Task to complete: Below are the records; collect from them each line containing the string "JSON".

◇ ◇ ◇

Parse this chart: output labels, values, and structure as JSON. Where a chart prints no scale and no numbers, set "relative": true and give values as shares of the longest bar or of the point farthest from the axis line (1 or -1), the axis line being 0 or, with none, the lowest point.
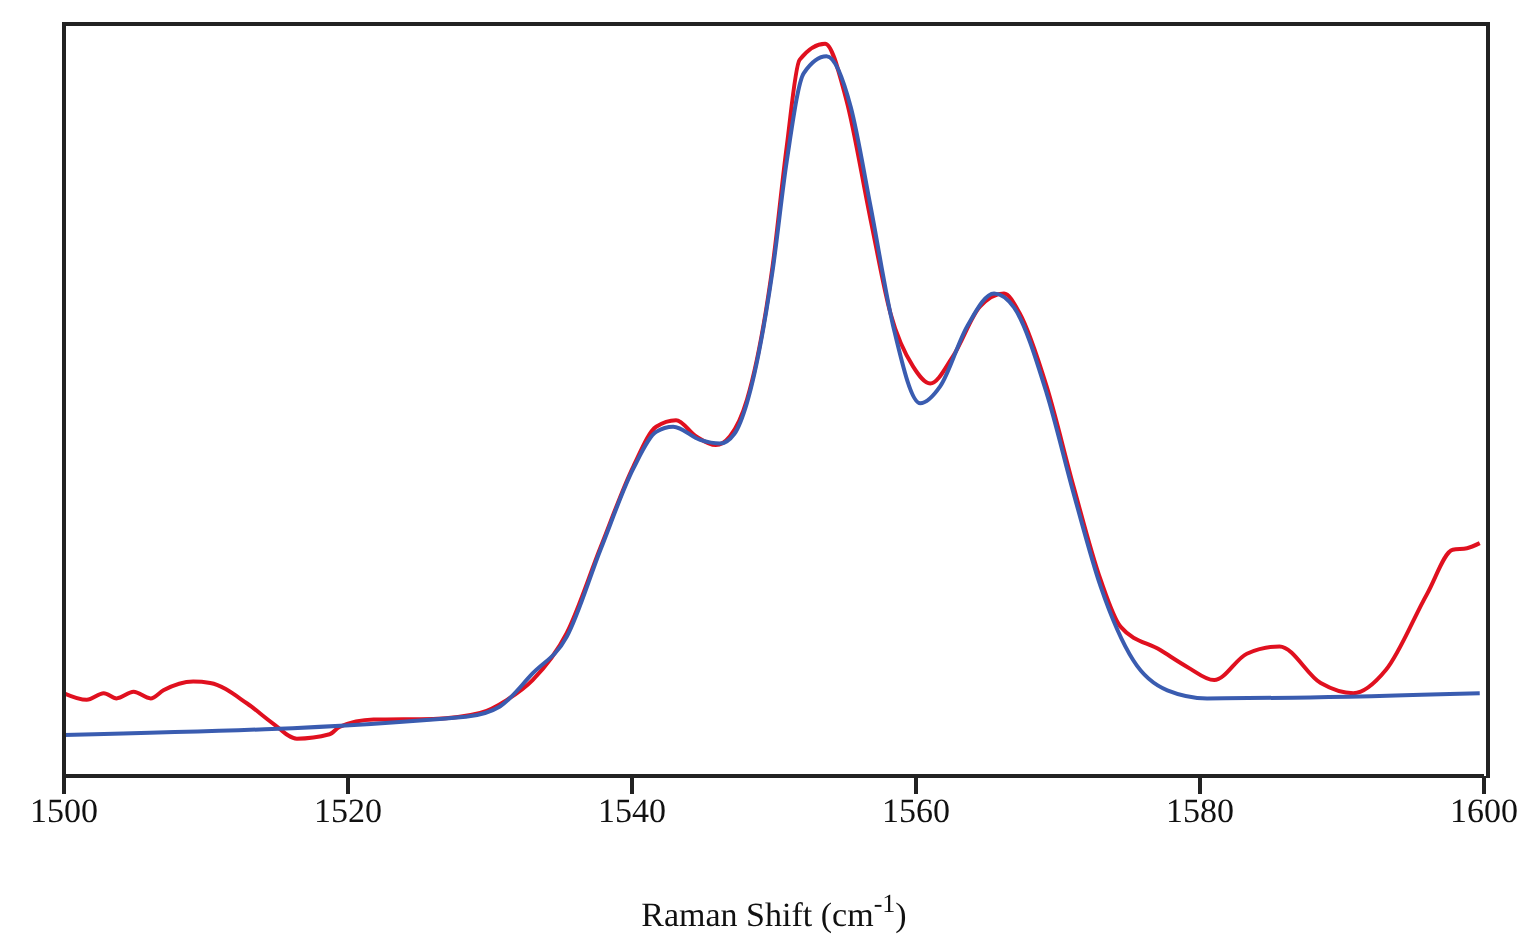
{
  "chart_data": {
    "type": "line",
    "xlabel": "Raman Shift (cm$^{-1}$)",
    "xlim": [
      1500,
      1600
    ],
    "xticks": [
      1500,
      1520,
      1540,
      1560,
      1580,
      1600
    ],
    "relative": true,
    "marker": "none",
    "line_style": "solid",
    "series": [
      {
        "color": "#e0101f",
        "x": [
          1500,
          1501.6,
          1502.8,
          1503.7,
          1504.9,
          1506.1,
          1507.0,
          1509.1,
          1510.3,
          1512.9,
          1514.7,
          1516.4,
          1518.7,
          1519.4,
          1521.8,
          1526.0,
          1529.3,
          1531.2,
          1533.0,
          1535.4,
          1537.8,
          1540.1,
          1541.7,
          1543.1,
          1544.5,
          1545.9,
          1546.9,
          1548.1,
          1549.9,
          1550.9,
          1551.8,
          1553.6,
          1555.1,
          1556.8,
          1558.2,
          1559.8,
          1561.0,
          1562.6,
          1564.5,
          1566.2,
          1567.3,
          1569.2,
          1571.1,
          1573.0,
          1574.4,
          1577.2,
          1579.1,
          1581.0,
          1583.3,
          1585.6,
          1588.5,
          1590.8,
          1593.1,
          1596.0,
          1597.8,
          1598.8,
          1599.7
        ],
        "values": [
          0.113,
          0.104,
          0.113,
          0.106,
          0.115,
          0.106,
          0.117,
          0.129,
          0.127,
          0.099,
          0.072,
          0.051,
          0.057,
          0.067,
          0.077,
          0.078,
          0.086,
          0.104,
          0.131,
          0.195,
          0.313,
          0.423,
          0.477,
          0.486,
          0.464,
          0.452,
          0.464,
          0.514,
          0.696,
          0.86,
          0.978,
          1.0,
          0.923,
          0.76,
          0.632,
          0.559,
          0.536,
          0.573,
          0.641,
          0.659,
          0.632,
          0.532,
          0.395,
          0.268,
          0.204,
          0.172,
          0.149,
          0.131,
          0.167,
          0.177,
          0.127,
          0.113,
          0.145,
          0.249,
          0.309,
          0.311,
          0.318
        ]
      },
      {
        "color": "#3a5cb0",
        "x": [
          1500,
          1528.3,
          1530.7,
          1533.0,
          1535.4,
          1537.8,
          1540.1,
          1541.7,
          1542.9,
          1544.8,
          1546.2,
          1547.2,
          1548.1,
          1549.9,
          1550.9,
          1552.1,
          1553.7,
          1555.4,
          1556.8,
          1558.4,
          1560.3,
          1561.7,
          1563.6,
          1565.5,
          1566.9,
          1569.2,
          1571.1,
          1573.0,
          1575.3,
          1577.7,
          1580.5,
          1586.6,
          1599.7
        ],
        "values": [
          0.056,
          0.081,
          0.095,
          0.14,
          0.19,
          0.31,
          0.42,
          0.47,
          0.477,
          0.459,
          0.454,
          0.467,
          0.51,
          0.69,
          0.84,
          0.96,
          0.983,
          0.914,
          0.778,
          0.614,
          0.509,
          0.532,
          0.614,
          0.659,
          0.64,
          0.523,
          0.386,
          0.259,
          0.158,
          0.117,
          0.106,
          0.107,
          0.113
        ]
      }
    ]
  }
}
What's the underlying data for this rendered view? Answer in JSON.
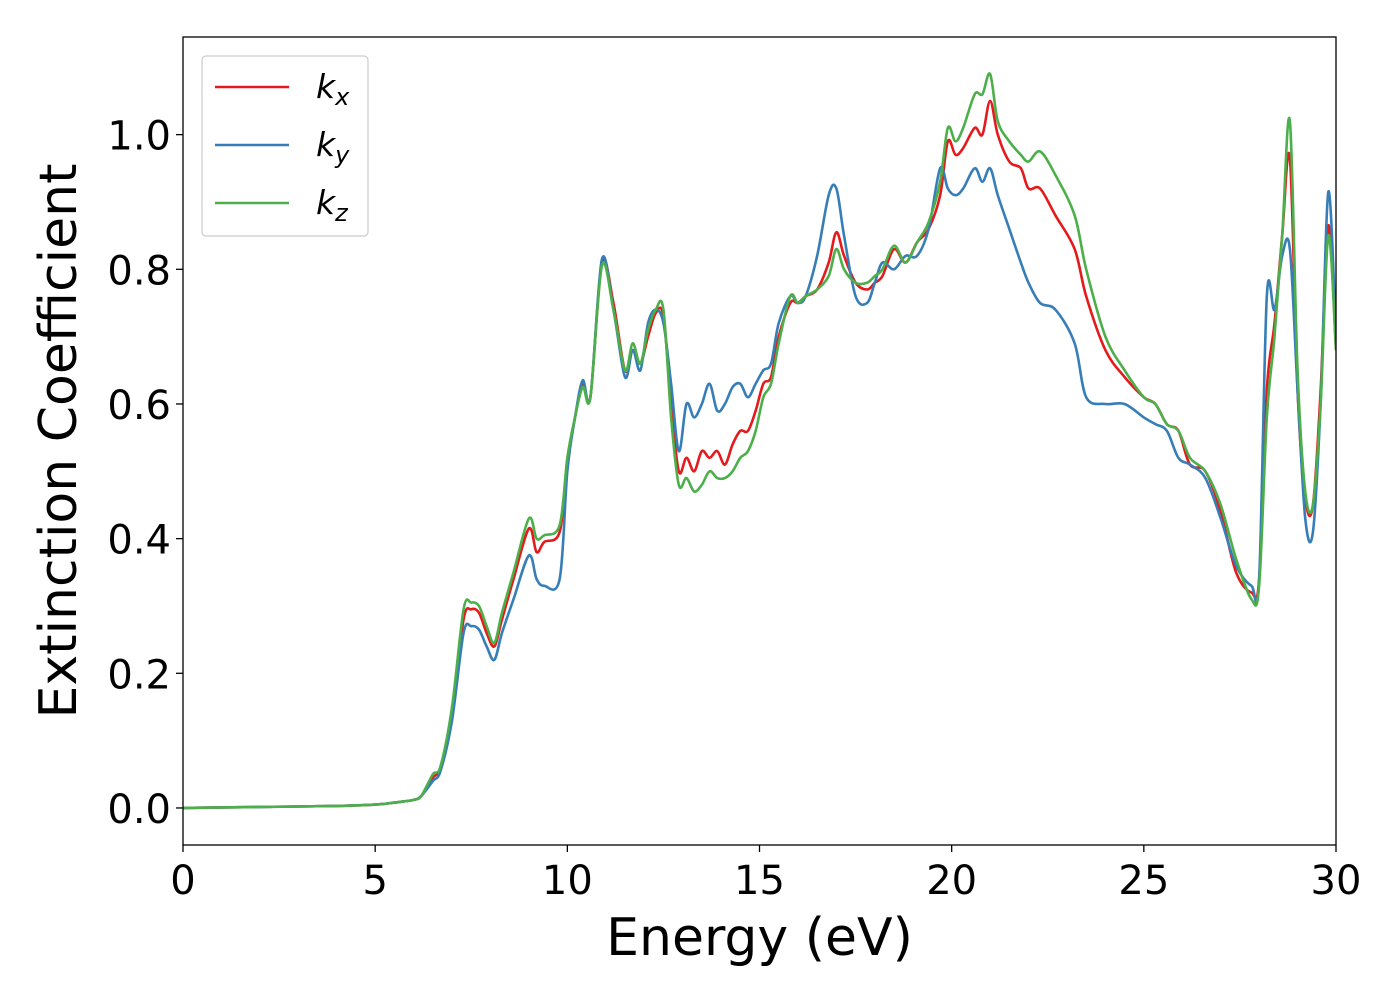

◇ ◇ ◇

Answer in full:
Parse this chart: output labels, values, and structure as JSON. Where a chart prints no scale and no numbers, set "relative": true and give values as shares of the longest bar or of the point farthest from the axis line (1 or -1), the axis line being 0 or, with none, the lowest point.
What's the underlying data for this rendered view? Answer in JSON.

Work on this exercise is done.